» TO DO: Check each line of the records for "description"; collect those that have it.

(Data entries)
++++++

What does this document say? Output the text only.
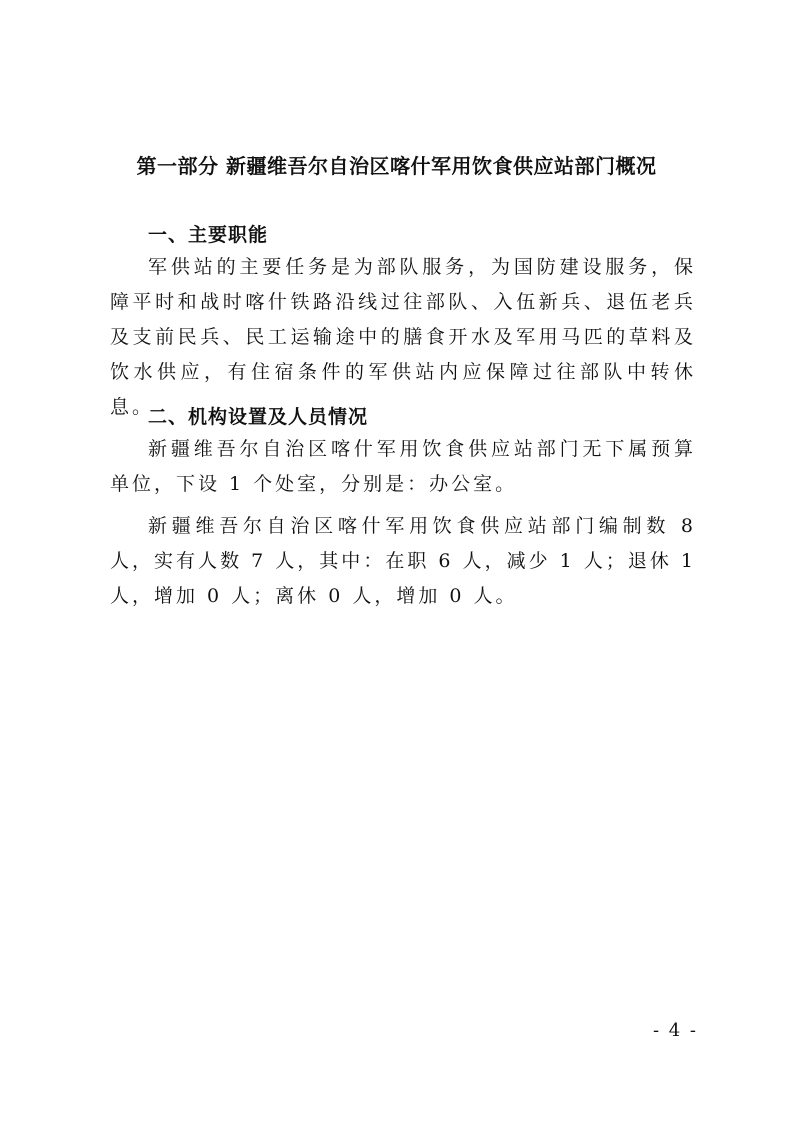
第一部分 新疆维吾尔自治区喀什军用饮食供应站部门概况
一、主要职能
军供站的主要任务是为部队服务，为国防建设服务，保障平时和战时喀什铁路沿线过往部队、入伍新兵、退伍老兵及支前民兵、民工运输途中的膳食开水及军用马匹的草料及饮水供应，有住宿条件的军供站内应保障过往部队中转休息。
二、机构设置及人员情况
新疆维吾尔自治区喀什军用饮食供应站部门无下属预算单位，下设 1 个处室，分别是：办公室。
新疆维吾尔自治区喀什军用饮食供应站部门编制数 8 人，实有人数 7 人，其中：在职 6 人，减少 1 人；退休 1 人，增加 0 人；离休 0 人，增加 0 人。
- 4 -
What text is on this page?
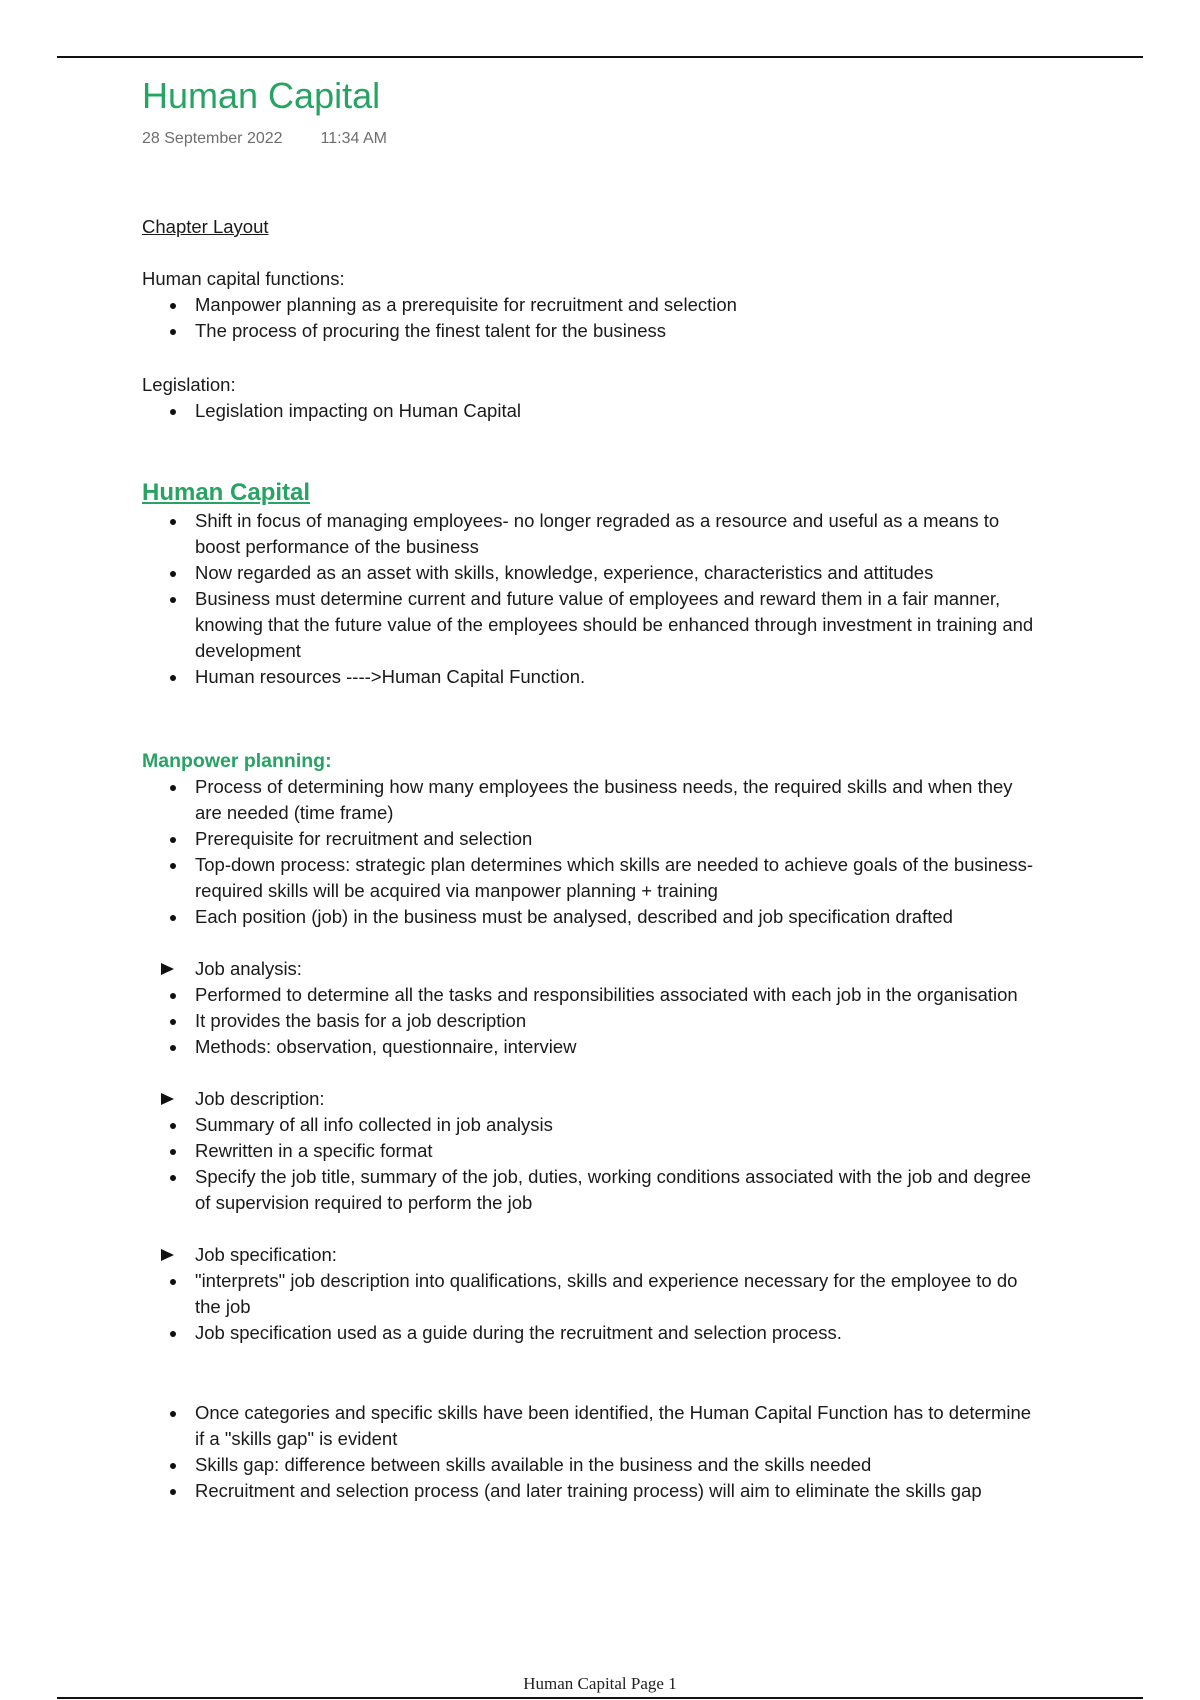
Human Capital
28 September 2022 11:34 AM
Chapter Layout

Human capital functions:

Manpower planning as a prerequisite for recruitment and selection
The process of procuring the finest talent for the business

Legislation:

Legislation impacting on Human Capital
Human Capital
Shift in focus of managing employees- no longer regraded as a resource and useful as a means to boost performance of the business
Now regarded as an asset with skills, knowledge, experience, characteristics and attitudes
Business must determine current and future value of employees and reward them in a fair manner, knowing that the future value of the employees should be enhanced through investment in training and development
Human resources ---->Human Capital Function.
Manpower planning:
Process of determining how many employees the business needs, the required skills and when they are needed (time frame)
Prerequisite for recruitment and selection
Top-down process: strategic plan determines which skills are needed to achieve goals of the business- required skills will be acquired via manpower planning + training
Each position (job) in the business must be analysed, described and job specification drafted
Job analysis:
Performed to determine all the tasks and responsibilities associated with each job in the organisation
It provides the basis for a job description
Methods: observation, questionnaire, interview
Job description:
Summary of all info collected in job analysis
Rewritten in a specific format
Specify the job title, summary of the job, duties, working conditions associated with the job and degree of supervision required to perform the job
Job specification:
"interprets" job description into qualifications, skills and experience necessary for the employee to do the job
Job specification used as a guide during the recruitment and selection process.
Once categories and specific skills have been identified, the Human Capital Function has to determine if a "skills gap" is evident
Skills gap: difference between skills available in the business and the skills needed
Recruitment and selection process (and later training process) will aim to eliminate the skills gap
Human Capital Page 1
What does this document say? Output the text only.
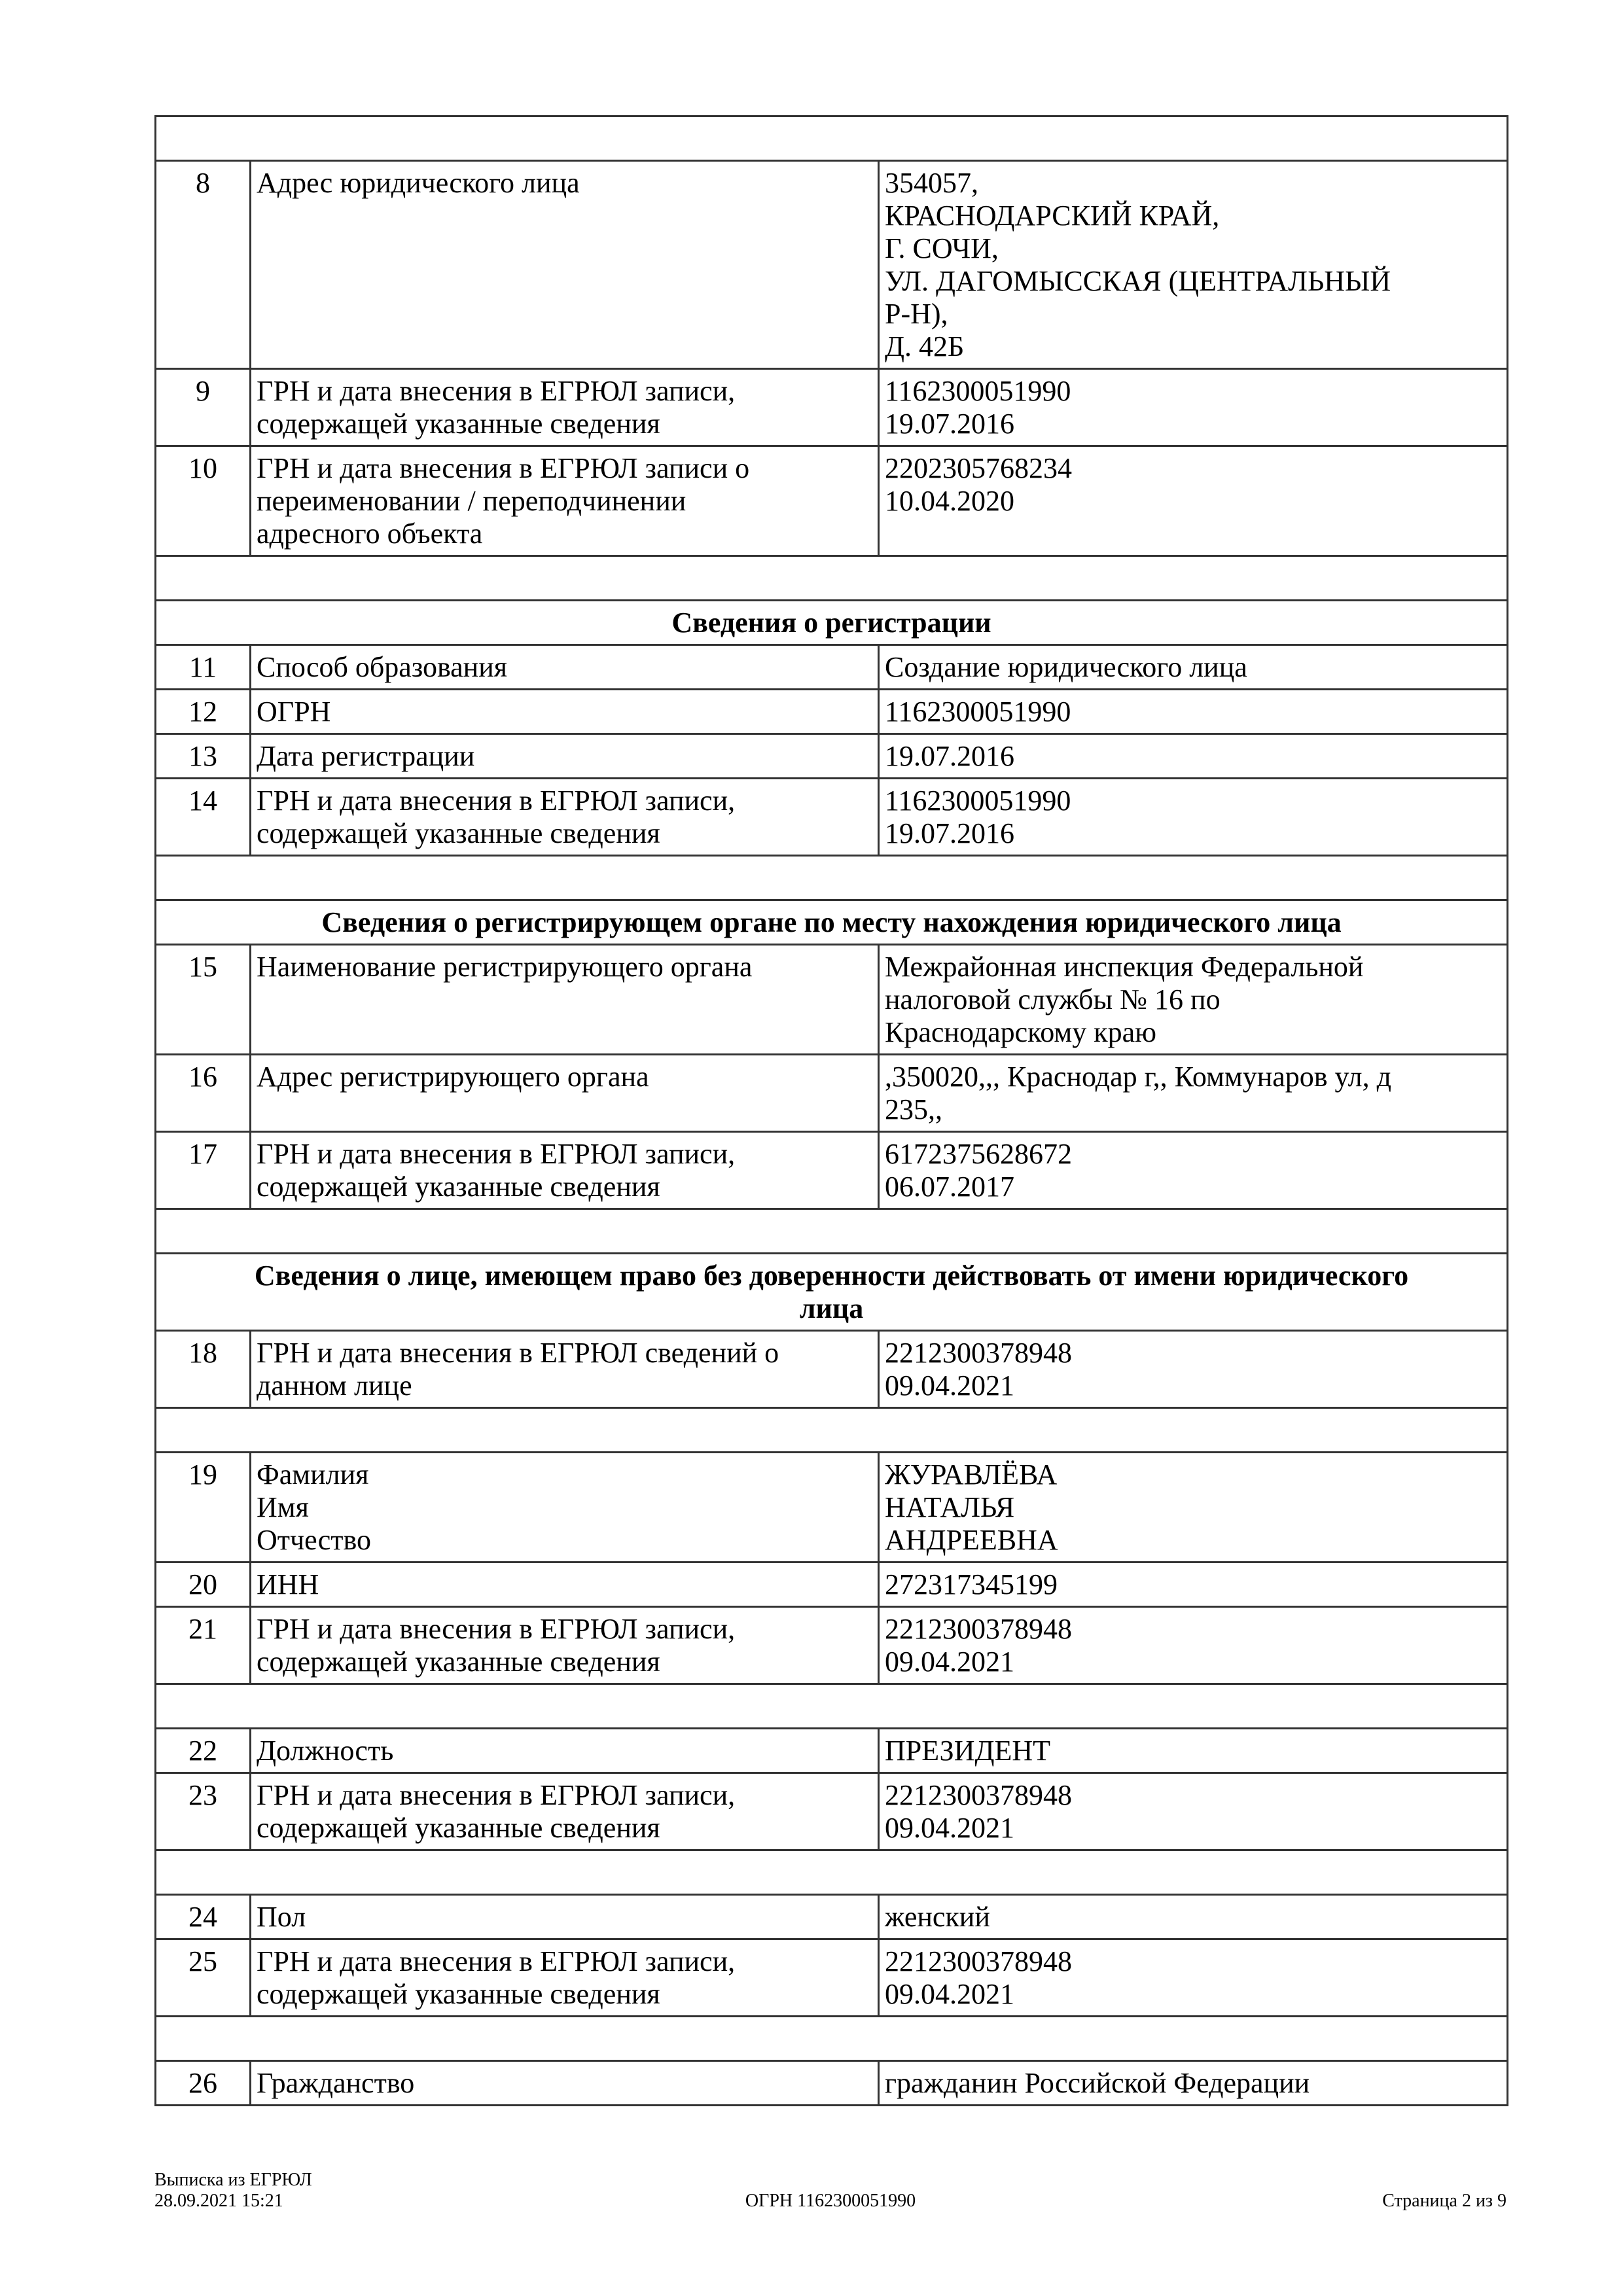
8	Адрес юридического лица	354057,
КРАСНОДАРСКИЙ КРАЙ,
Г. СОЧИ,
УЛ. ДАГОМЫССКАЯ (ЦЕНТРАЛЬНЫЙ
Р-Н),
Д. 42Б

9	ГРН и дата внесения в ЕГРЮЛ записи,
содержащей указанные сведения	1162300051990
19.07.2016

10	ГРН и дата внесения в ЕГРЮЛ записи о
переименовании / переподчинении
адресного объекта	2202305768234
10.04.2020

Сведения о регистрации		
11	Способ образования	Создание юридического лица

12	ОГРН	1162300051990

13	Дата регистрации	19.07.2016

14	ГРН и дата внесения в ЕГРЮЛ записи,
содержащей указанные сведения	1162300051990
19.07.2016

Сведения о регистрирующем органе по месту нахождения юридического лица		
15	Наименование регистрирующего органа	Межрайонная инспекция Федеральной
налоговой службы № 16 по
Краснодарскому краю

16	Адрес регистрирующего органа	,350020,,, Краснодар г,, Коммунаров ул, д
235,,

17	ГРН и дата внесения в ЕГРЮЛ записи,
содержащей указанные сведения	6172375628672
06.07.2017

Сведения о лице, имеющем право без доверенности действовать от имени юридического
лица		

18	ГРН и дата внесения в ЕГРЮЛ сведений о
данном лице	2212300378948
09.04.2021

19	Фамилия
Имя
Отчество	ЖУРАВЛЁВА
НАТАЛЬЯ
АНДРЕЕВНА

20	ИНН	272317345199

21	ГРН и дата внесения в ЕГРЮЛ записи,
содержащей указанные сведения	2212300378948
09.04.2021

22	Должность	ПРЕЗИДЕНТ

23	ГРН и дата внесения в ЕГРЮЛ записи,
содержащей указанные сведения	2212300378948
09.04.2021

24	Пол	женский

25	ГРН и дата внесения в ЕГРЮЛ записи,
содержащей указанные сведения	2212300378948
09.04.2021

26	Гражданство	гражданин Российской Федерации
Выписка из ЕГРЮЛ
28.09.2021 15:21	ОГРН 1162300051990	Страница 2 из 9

++++++

» OUTPUT OF THE EXERCISE:
It provides the basis for a job description
Job description:
"interprets" job description into qualifications, skills and experience necessary for the employee to do the job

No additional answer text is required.